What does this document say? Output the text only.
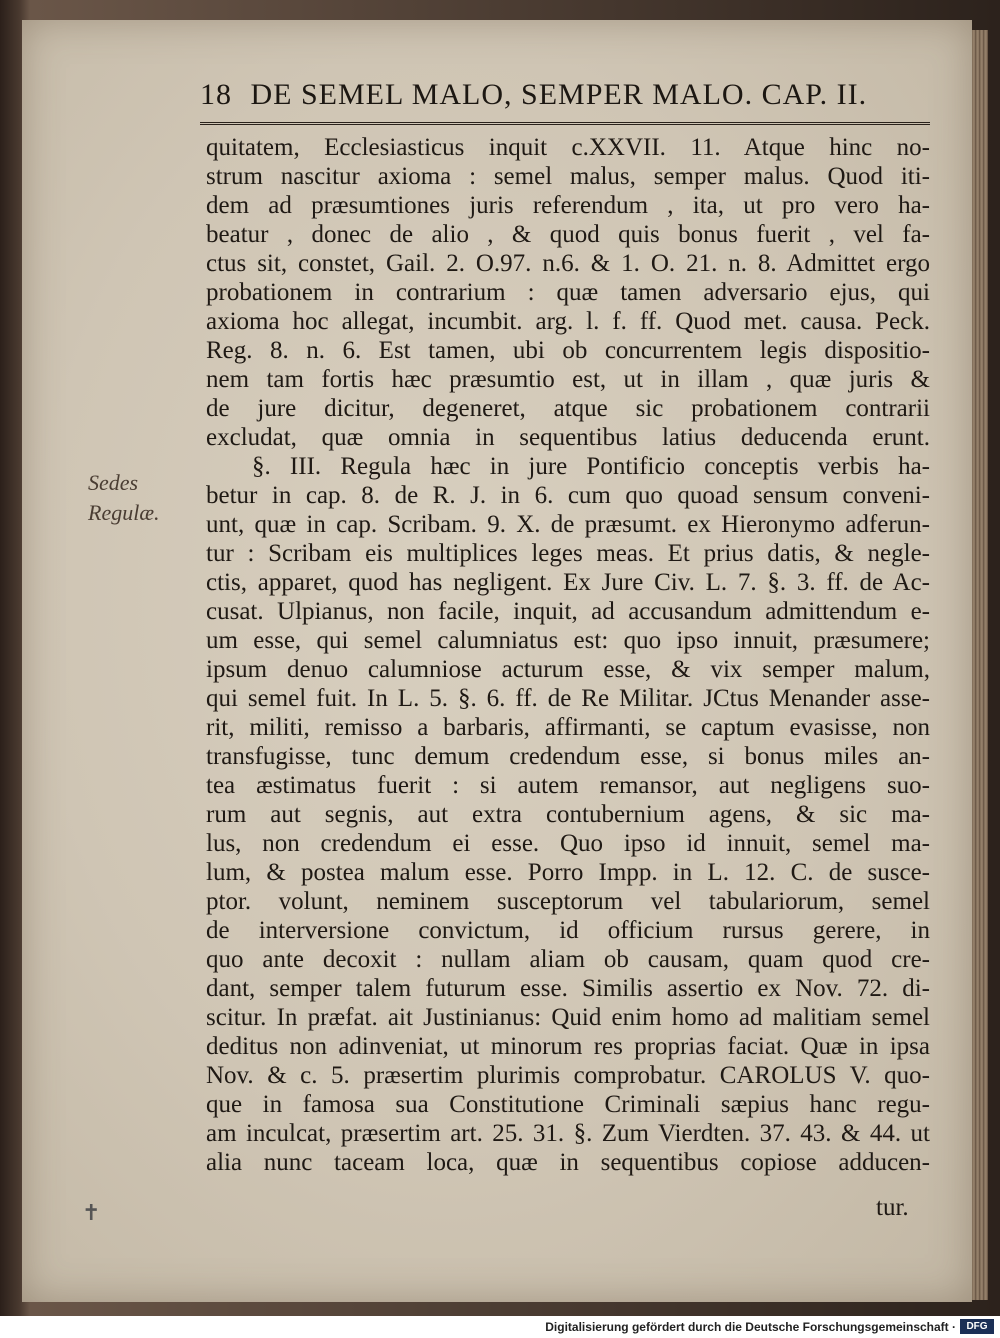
18 DE SEMEL MALO, SEMPER MALO. CAP. II.
Sedes Regulæ.
quitatem, Ecclesiasticus inquit c.XXVII. 11. Atque hinc no-
strum nascitur axioma : semel malus, semper malus. Quod iti-
dem ad præsumtiones juris referendum , ita, ut pro vero ha-
beatur , donec de alio , & quod quis bonus fuerit , vel fa-
ctus sit, constet, Gail. 2. O.97. n.6. & 1. O. 21. n. 8. Admittet ergo
probationem in contrarium : quæ tamen adversario ejus, qui
axioma hoc allegat, incumbit. arg. l. f. ff. Quod met. causa. Peck.
Reg. 8. n. 6. Est tamen, ubi ob concurrentem legis dispositio-
nem tam fortis hæc præsumtio est, ut in illam , quæ juris &
de jure dicitur, degeneret, atque sic probationem contrarii
excludat, quæ omnia in sequentibus latius deducenda erunt.
§. III. Regula hæc in jure Pontificio conceptis verbis ha-
betur in cap. 8. de R. J. in 6. cum quo quoad sensum conveni-
unt, quæ in cap. Scribam. 9. X. de præsumt. ex Hieronymo adferun-
tur : Scribam eis multiplices leges meas. Et prius datis, & negle-
ctis, apparet, quod has negligent. Ex Jure Civ. L. 7. §. 3. ff. de Ac-
cusat. Ulpianus, non facile, inquit, ad accusandum admittendum e-
um esse, qui semel calumniatus est: quo ipso innuit, præsumere;
ipsum denuo calumniose acturum esse, & vix semper malum,
qui semel fuit. In L. 5. §. 6. ff. de Re Militar. JCtus Menander asse-
rit, militi, remisso a barbaris, affirmanti, se captum evasisse, non
transfugisse, tunc demum credendum esse, si bonus miles an-
tea æstimatus fuerit : si autem remansor, aut negligens suo-
rum aut segnis, aut extra contubernium agens, & sic ma-
lus, non credendum ei esse. Quo ipso id innuit, semel ma-
lum, & postea malum esse. Porro Impp. in L. 12. C. de susce-
ptor. volunt, neminem susceptorum vel tabulariorum, semel
de interversione convictum, id officium rursus gerere, in
quo ante decoxit : nullam aliam ob causam, quam quod cre-
dant, semper talem futurum esse. Similis assertio ex Nov. 72. di-
scitur. In præfat. ait Justinianus: Quid enim homo ad malitiam semel
deditus non adinveniat, ut minorum res proprias faciat. Quæ in ipsa
Nov. & c. 5. præsertim plurimis comprobatur. CAROLUS V. quo-
que in famosa sua Constitutione Criminali sæpius hanc regu-
am inculcat, præsertim art. 25. 31. §. Zum Vierdten. 37. 43. & 44. ut
alia nunc taceam loca, quæ in sequentibus copiose adducen-
tur.
✝
Digitalisierung gefördert durch die Deutsche Forschungsgemeinschaft ·	DFG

------------------------------

Task prompt: Sift through the entries and copy every line with "tamen".

Answer:
probationem in contrarium : quæ tamen adversario ejus, qui
Reg. 8. n. 6. Est tamen, ubi ob concurrentem legis dispositio-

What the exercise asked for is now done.